Copy every entry word for word. Skip the pictures.

━━━ LISTING

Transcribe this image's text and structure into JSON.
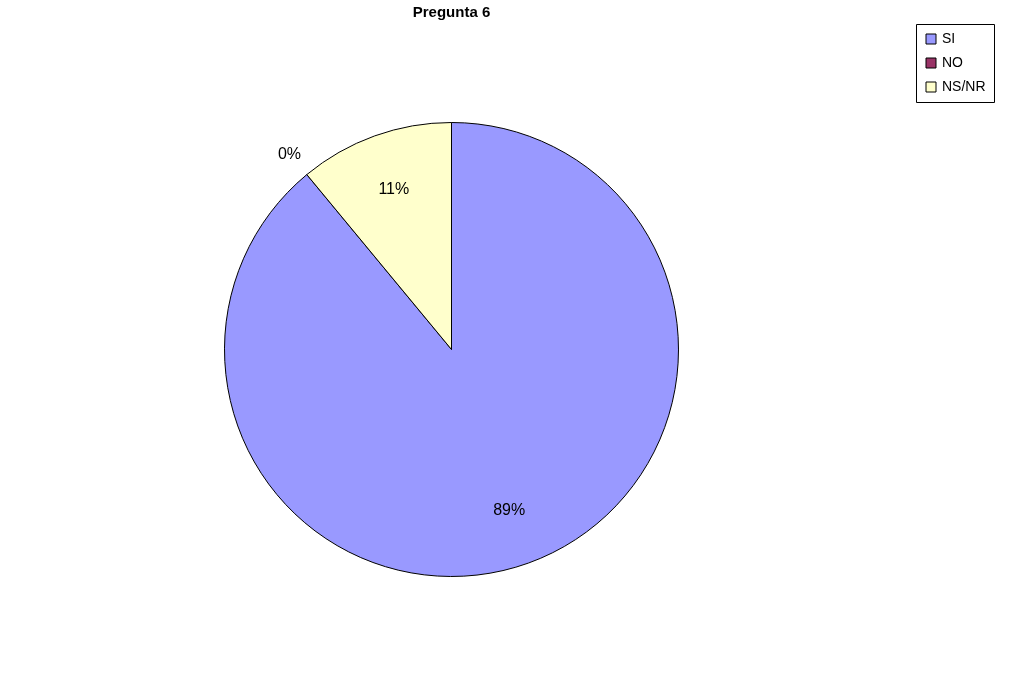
{
  "chart_data": {
    "type": "pie",
    "title": "Pregunta 6",
    "categories": [
      "SI",
      "NO",
      "NS/NR"
    ],
    "values": [
      89,
      0,
      11
    ],
    "colors": [
      "#9999ff",
      "#993366",
      "#ffffcc"
    ],
    "value_labels": [
      "89%",
      "0%",
      "11%"
    ],
    "legend": "right"
  }
}
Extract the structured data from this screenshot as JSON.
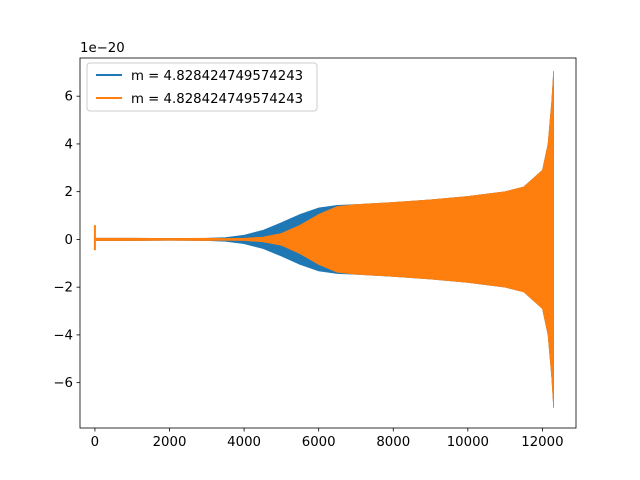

━━━━━━

- [THE SOLUTION]:
Transcribe this image's text and structure into JSON.
{
  "chart_data": {
    "type": "pie",
    "title": "Pregunta 6",
    "categories": [
      "SI",
      "NO",
      "NS/NR"
    ],
    "values": [
      89,
      0,
      11
    ],
    "colors": [
      "#9999ff",
      "#993366",
      "#ffffcc"
    ],
    "value_labels": [
      "89%",
      "0%",
      "11%"
    ],
    "legend": "right"
  }
}
Extract the structured data from this screenshot as JSON.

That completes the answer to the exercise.